>> Begin Provided records
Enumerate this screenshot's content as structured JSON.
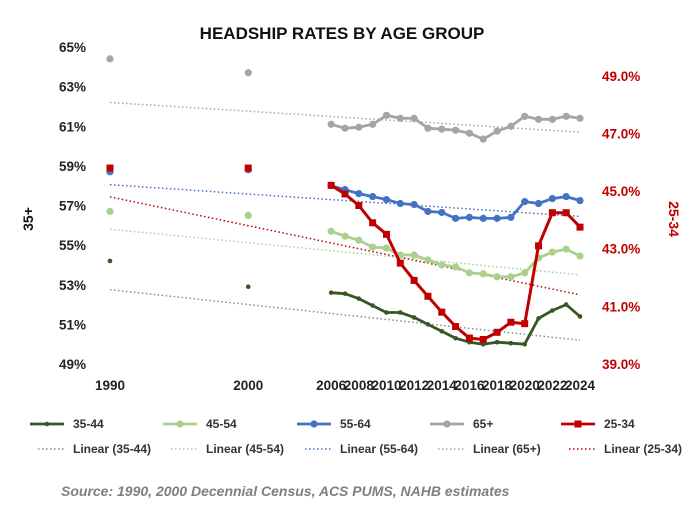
{
  "chart_data": {
    "type": "line",
    "title": "HEADSHIP RATES BY AGE GROUP",
    "x": [
      1990,
      2000,
      2006,
      2007,
      2008,
      2009,
      2010,
      2011,
      2012,
      2013,
      2014,
      2015,
      2016,
      2017,
      2018,
      2019,
      2020,
      2021,
      2022,
      2023,
      2024
    ],
    "x_tick_labels": [
      "1990",
      "2000",
      "2006",
      "2008",
      "2010",
      "2012",
      "2014",
      "2016",
      "2018",
      "2020",
      "2022",
      "2024"
    ],
    "y_left": {
      "label": "35+",
      "range": [
        49,
        65
      ],
      "tick_labels": [
        "49%",
        "51%",
        "53%",
        "55%",
        "57%",
        "59%",
        "61%",
        "63%",
        "65%"
      ]
    },
    "y_right": {
      "label": "25-34",
      "range": [
        39.0,
        50.0
      ],
      "tick_labels": [
        "39.0%",
        "41.0%",
        "43.0%",
        "45.0%",
        "47.0%",
        "49.0%"
      ]
    },
    "series": [
      {
        "name": "35-44",
        "axis": "left",
        "color": "#375623",
        "values": [
          54.2,
          52.9,
          52.6,
          52.55,
          52.3,
          51.95,
          51.6,
          51.6,
          51.35,
          51.0,
          50.65,
          50.3,
          50.1,
          50.0,
          50.1,
          50.05,
          50.0,
          51.3,
          51.7,
          52.0,
          51.4
        ]
      },
      {
        "name": "45-54",
        "axis": "left",
        "color": "#a9d18e",
        "values": [
          56.7,
          56.5,
          55.7,
          55.45,
          55.25,
          54.9,
          54.85,
          54.5,
          54.5,
          54.25,
          54.0,
          53.9,
          53.6,
          53.55,
          53.4,
          53.4,
          53.6,
          54.35,
          54.65,
          54.8,
          54.45
        ]
      },
      {
        "name": "55-64",
        "axis": "left",
        "color": "#4472c4",
        "values": [
          58.7,
          58.8,
          58.0,
          57.8,
          57.6,
          57.45,
          57.3,
          57.1,
          57.05,
          56.7,
          56.65,
          56.35,
          56.4,
          56.35,
          56.35,
          56.4,
          57.2,
          57.1,
          57.35,
          57.45,
          57.25
        ]
      },
      {
        "name": "65+",
        "axis": "left",
        "color": "#a5a5a5",
        "values": [
          64.4,
          63.7,
          61.1,
          60.9,
          60.95,
          61.1,
          61.55,
          61.4,
          61.4,
          60.9,
          60.85,
          60.8,
          60.65,
          60.35,
          60.75,
          61.0,
          61.5,
          61.35,
          61.35,
          61.5,
          61.4
        ]
      },
      {
        "name": "25-34",
        "axis": "right",
        "color": "#c00000",
        "values": [
          45.8,
          45.8,
          45.2,
          44.9,
          44.5,
          43.9,
          43.5,
          42.5,
          41.9,
          41.35,
          40.8,
          40.3,
          39.9,
          39.85,
          40.1,
          40.45,
          40.4,
          43.1,
          44.25,
          44.25,
          43.75
        ]
      }
    ],
    "trendlines": [
      {
        "name": "Linear (35-44)",
        "axis": "left",
        "color": "#8c8c8c",
        "start": [
          1990,
          52.75
        ],
        "end": [
          2024,
          50.2
        ]
      },
      {
        "name": "Linear (45-54)",
        "axis": "left",
        "color": "#a9d18e",
        "start": [
          1990,
          55.8
        ],
        "end": [
          2024,
          53.5
        ]
      },
      {
        "name": "Linear (55-64)",
        "axis": "left",
        "color": "#4472c4",
        "start": [
          1990,
          58.05
        ],
        "end": [
          2024,
          56.45
        ]
      },
      {
        "name": "Linear (65+)",
        "axis": "left",
        "color": "#a5a5a5",
        "start": [
          1990,
          62.2
        ],
        "end": [
          2024,
          60.7
        ]
      },
      {
        "name": "Linear (25-34)",
        "axis": "right",
        "color": "#c00000",
        "start": [
          1990,
          44.8
        ],
        "end": [
          2024,
          41.4
        ]
      }
    ],
    "grid": false,
    "legend_position": "bottom",
    "source": "Source: 1990, 2000 Decennial Census, ACS PUMS, NAHB estimates"
  }
}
>> End Provided records
• _Stated task_:
Return the material exactly as given, apart from the pictures.

• _Written reply_:
Enumerate this screenshot's content as structured JSON.
{
  "chart_data": {
    "type": "line",
    "title": "HEADSHIP RATES BY AGE GROUP",
    "x": [
      1990,
      2000,
      2006,
      2007,
      2008,
      2009,
      2010,
      2011,
      2012,
      2013,
      2014,
      2015,
      2016,
      2017,
      2018,
      2019,
      2020,
      2021,
      2022,
      2023,
      2024
    ],
    "x_tick_labels": [
      "1990",
      "2000",
      "2006",
      "2008",
      "2010",
      "2012",
      "2014",
      "2016",
      "2018",
      "2020",
      "2022",
      "2024"
    ],
    "y_left": {
      "label": "35+",
      "range": [
        49,
        65
      ],
      "tick_labels": [
        "49%",
        "51%",
        "53%",
        "55%",
        "57%",
        "59%",
        "61%",
        "63%",
        "65%"
      ]
    },
    "y_right": {
      "label": "25-34",
      "range": [
        39.0,
        50.0
      ],
      "tick_labels": [
        "39.0%",
        "41.0%",
        "43.0%",
        "45.0%",
        "47.0%",
        "49.0%"
      ]
    },
    "series": [
      {
        "name": "35-44",
        "axis": "left",
        "color": "#375623",
        "values": [
          54.2,
          52.9,
          52.6,
          52.55,
          52.3,
          51.95,
          51.6,
          51.6,
          51.35,
          51.0,
          50.65,
          50.3,
          50.1,
          50.0,
          50.1,
          50.05,
          50.0,
          51.3,
          51.7,
          52.0,
          51.4
        ]
      },
      {
        "name": "45-54",
        "axis": "left",
        "color": "#a9d18e",
        "values": [
          56.7,
          56.5,
          55.7,
          55.45,
          55.25,
          54.9,
          54.85,
          54.5,
          54.5,
          54.25,
          54.0,
          53.9,
          53.6,
          53.55,
          53.4,
          53.4,
          53.6,
          54.35,
          54.65,
          54.8,
          54.45
        ]
      },
      {
        "name": "55-64",
        "axis": "left",
        "color": "#4472c4",
        "values": [
          58.7,
          58.8,
          58.0,
          57.8,
          57.6,
          57.45,
          57.3,
          57.1,
          57.05,
          56.7,
          56.65,
          56.35,
          56.4,
          56.35,
          56.35,
          56.4,
          57.2,
          57.1,
          57.35,
          57.45,
          57.25
        ]
      },
      {
        "name": "65+",
        "axis": "left",
        "color": "#a5a5a5",
        "values": [
          64.4,
          63.7,
          61.1,
          60.9,
          60.95,
          61.1,
          61.55,
          61.4,
          61.4,
          60.9,
          60.85,
          60.8,
          60.65,
          60.35,
          60.75,
          61.0,
          61.5,
          61.35,
          61.35,
          61.5,
          61.4
        ]
      },
      {
        "name": "25-34",
        "axis": "right",
        "color": "#c00000",
        "values": [
          45.8,
          45.8,
          45.2,
          44.9,
          44.5,
          43.9,
          43.5,
          42.5,
          41.9,
          41.35,
          40.8,
          40.3,
          39.9,
          39.85,
          40.1,
          40.45,
          40.4,
          43.1,
          44.25,
          44.25,
          43.75
        ]
      }
    ],
    "trendlines": [
      {
        "name": "Linear (35-44)",
        "axis": "left",
        "color": "#8c8c8c",
        "start": [
          1990,
          52.75
        ],
        "end": [
          2024,
          50.2
        ]
      },
      {
        "name": "Linear (45-54)",
        "axis": "left",
        "color": "#a9d18e",
        "start": [
          1990,
          55.8
        ],
        "end": [
          2024,
          53.5
        ]
      },
      {
        "name": "Linear (55-64)",
        "axis": "left",
        "color": "#4472c4",
        "start": [
          1990,
          58.05
        ],
        "end": [
          2024,
          56.45
        ]
      },
      {
        "name": "Linear (65+)",
        "axis": "left",
        "color": "#a5a5a5",
        "start": [
          1990,
          62.2
        ],
        "end": [
          2024,
          60.7
        ]
      },
      {
        "name": "Linear (25-34)",
        "axis": "right",
        "color": "#c00000",
        "start": [
          1990,
          44.8
        ],
        "end": [
          2024,
          41.4
        ]
      }
    ],
    "grid": false,
    "legend_position": "bottom",
    "source": "Source: 1990, 2000 Decennial Census, ACS PUMS, NAHB estimates"
  }
}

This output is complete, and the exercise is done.